— start of Supplied data —

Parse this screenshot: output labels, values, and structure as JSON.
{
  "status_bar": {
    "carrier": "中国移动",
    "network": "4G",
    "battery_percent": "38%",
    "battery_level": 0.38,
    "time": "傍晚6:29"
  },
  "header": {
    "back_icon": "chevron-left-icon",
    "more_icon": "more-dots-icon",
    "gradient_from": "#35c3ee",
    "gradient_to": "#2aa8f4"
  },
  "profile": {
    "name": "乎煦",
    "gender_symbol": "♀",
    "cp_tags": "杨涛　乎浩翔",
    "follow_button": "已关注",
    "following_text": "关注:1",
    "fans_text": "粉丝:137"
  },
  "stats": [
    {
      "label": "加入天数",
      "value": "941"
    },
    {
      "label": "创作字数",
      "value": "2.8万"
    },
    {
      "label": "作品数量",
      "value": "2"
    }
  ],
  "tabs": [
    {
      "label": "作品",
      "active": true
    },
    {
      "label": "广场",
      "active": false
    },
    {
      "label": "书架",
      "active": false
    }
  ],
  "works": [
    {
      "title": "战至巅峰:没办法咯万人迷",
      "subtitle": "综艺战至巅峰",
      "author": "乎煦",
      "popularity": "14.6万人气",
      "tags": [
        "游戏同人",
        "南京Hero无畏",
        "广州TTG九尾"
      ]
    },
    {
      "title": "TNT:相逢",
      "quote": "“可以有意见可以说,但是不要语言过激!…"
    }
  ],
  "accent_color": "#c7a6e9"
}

— end of Supplied data —

#### What this task involves
Extract every entry above as it appears.

#### Task output
Parse this screenshot: output labels, values, and structure as JSON.
{
  "status_bar": {
    "carrier": "中国移动",
    "network": "4G",
    "battery_percent": "38%",
    "battery_level": 0.38,
    "time": "傍晚6:29"
  },
  "header": {
    "back_icon": "chevron-left-icon",
    "more_icon": "more-dots-icon",
    "gradient_from": "#35c3ee",
    "gradient_to": "#2aa8f4"
  },
  "profile": {
    "name": "乎煦",
    "gender_symbol": "♀",
    "cp_tags": "杨涛　乎浩翔",
    "follow_button": "已关注",
    "following_text": "关注:1",
    "fans_text": "粉丝:137"
  },
  "stats": [
    {
      "label": "加入天数",
      "value": "941"
    },
    {
      "label": "创作字数",
      "value": "2.8万"
    },
    {
      "label": "作品数量",
      "value": "2"
    }
  ],
  "tabs": [
    {
      "label": "作品",
      "active": true
    },
    {
      "label": "广场",
      "active": false
    },
    {
      "label": "书架",
      "active": false
    }
  ],
  "works": [
    {
      "title": "战至巅峰:没办法咯万人迷",
      "subtitle": "综艺战至巅峰",
      "author": "乎煦",
      "popularity": "14.6万人气",
      "tags": [
        "游戏同人",
        "南京Hero无畏",
        "广州TTG九尾"
      ]
    },
    {
      "title": "TNT:相逢",
      "quote": "“可以有意见可以说,但是不要语言过激!…"
    }
  ],
  "accent_color": "#c7a6e9"
}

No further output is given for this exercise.